Data items:
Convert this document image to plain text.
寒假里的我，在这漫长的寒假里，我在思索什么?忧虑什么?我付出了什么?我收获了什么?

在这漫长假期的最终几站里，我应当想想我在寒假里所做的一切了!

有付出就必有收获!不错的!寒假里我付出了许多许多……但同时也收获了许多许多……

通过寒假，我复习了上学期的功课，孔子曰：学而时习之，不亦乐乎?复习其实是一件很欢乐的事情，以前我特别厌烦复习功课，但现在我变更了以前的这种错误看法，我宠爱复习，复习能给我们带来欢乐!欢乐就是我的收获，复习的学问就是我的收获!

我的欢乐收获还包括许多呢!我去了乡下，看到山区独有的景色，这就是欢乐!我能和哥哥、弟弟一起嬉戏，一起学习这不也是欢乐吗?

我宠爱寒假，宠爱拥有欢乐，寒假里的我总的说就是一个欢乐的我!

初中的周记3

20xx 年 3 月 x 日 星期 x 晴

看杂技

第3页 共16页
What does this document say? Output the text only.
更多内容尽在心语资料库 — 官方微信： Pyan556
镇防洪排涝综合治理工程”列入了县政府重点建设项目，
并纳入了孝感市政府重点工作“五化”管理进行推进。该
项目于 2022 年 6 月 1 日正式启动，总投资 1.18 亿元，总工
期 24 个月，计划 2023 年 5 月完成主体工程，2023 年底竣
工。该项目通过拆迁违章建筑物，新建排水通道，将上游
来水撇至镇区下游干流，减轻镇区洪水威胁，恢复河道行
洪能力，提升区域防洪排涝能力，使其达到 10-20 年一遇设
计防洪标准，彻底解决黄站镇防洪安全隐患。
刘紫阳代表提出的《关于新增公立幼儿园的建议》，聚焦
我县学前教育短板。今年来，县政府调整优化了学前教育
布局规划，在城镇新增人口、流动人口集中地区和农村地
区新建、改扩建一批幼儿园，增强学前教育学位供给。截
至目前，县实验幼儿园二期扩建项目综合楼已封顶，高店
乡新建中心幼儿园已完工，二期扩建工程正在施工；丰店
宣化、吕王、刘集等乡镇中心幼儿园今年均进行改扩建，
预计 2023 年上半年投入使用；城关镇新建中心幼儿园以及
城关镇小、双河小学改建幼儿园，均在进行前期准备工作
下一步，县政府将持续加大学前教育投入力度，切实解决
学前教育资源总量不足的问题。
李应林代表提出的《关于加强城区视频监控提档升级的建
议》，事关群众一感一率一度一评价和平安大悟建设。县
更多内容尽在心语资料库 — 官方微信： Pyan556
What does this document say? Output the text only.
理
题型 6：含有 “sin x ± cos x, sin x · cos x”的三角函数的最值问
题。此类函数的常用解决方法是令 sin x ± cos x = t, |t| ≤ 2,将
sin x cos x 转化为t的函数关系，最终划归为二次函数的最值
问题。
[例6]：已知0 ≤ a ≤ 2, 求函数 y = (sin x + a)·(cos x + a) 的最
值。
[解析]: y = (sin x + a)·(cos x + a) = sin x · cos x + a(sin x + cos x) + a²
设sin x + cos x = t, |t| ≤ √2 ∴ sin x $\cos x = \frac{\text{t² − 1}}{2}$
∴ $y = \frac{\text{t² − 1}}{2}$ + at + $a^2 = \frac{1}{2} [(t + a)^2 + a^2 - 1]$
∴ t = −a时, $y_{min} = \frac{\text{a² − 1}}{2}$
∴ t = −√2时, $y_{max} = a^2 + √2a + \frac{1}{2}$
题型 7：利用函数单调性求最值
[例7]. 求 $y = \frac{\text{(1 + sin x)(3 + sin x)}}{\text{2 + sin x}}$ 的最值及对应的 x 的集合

» **Problem to work on**: Repeat the material above in full, exactly as it stands.

» **Worked solution**:
Convert this document image to plain text.
寒假里的我，在这漫长的寒假里，我在思索什么?忧虑什么?我付出了什么?我收获了什么?

在这漫长假期的最终几站里，我应当想想我在寒假里所做的一切了!

有付出就必有收获!不错的!寒假里我付出了许多许多……但同时也收获了许多许多……

通过寒假，我复习了上学期的功课，孔子曰：学而时习之，不亦乐乎?复习其实是一件很欢乐的事情，以前我特别厌烦复习功课，但现在我变更了以前的这种错误看法，我宠爱复习，复习能给我们带来欢乐!欢乐就是我的收获，复习的学问就是我的收获!

我的欢乐收获还包括许多呢!我去了乡下，看到山区独有的景色，这就是欢乐!我能和哥哥、弟弟一起嬉戏，一起学习这不也是欢乐吗?

我宠爱寒假，宠爱拥有欢乐，寒假里的我总的说就是一个欢乐的我!

初中的周记3

20xx 年 3 月 x 日 星期 x 晴

看杂技

第3页 共16页
What does this document say? Output the text only.
更多内容尽在心语资料库 — 官方微信： Pyan556
镇防洪排涝综合治理工程”列入了县政府重点建设项目，
并纳入了孝感市政府重点工作“五化”管理进行推进。该
项目于 2022 年 6 月 1 日正式启动，总投资 1.18 亿元，总工
期 24 个月，计划 2023 年 5 月完成主体工程，2023 年底竣
工。该项目通过拆迁违章建筑物，新建排水通道，将上游
来水撇至镇区下游干流，减轻镇区洪水威胁，恢复河道行
洪能力，提升区域防洪排涝能力，使其达到 10-20 年一遇设
计防洪标准，彻底解决黄站镇防洪安全隐患。
刘紫阳代表提出的《关于新增公立幼儿园的建议》，聚焦
我县学前教育短板。今年来，县政府调整优化了学前教育
布局规划，在城镇新增人口、流动人口集中地区和农村地
区新建、改扩建一批幼儿园，增强学前教育学位供给。截
至目前，县实验幼儿园二期扩建项目综合楼已封顶，高店
乡新建中心幼儿园已完工，二期扩建工程正在施工；丰店
宣化、吕王、刘集等乡镇中心幼儿园今年均进行改扩建，
预计 2023 年上半年投入使用；城关镇新建中心幼儿园以及
城关镇小、双河小学改建幼儿园，均在进行前期准备工作
下一步，县政府将持续加大学前教育投入力度，切实解决
学前教育资源总量不足的问题。
李应林代表提出的《关于加强城区视频监控提档升级的建
议》，事关群众一感一率一度一评价和平安大悟建设。县
更多内容尽在心语资料库 — 官方微信： Pyan556
What does this document say? Output the text only.
理
题型 6：含有 “sin x ± cos x, sin x · cos x”的三角函数的最值问
题。此类函数的常用解决方法是令 sin x ± cos x = t, |t| ≤ 2,将
sin x cos x 转化为t的函数关系，最终划归为二次函数的最值
问题。
[例6]：已知0 ≤ a ≤ 2, 求函数 y = (sin x + a)·(cos x + a) 的最
值。
[解析]: y = (sin x + a)·(cos x + a) = sin x · cos x + a(sin x + cos x) + a²
设sin x + cos x = t, |t| ≤ √2 ∴ sin x $\cos x = \frac{\text{t² − 1}}{2}$
∴ $y = \frac{\text{t² − 1}}{2}$ + at + $a^2 = \frac{1}{2} [(t + a)^2 + a^2 - 1]$
∴ t = −a时, $y_{min} = \frac{\text{a² − 1}}{2}$
∴ t = −√2时, $y_{max} = a^2 + √2a + \frac{1}{2}$
题型 7：利用函数单调性求最值
[例7]. 求 $y = \frac{\text{(1 + sin x)(3 + sin x)}}{\text{2 + sin x}}$ 的最值及对应的 x 的集合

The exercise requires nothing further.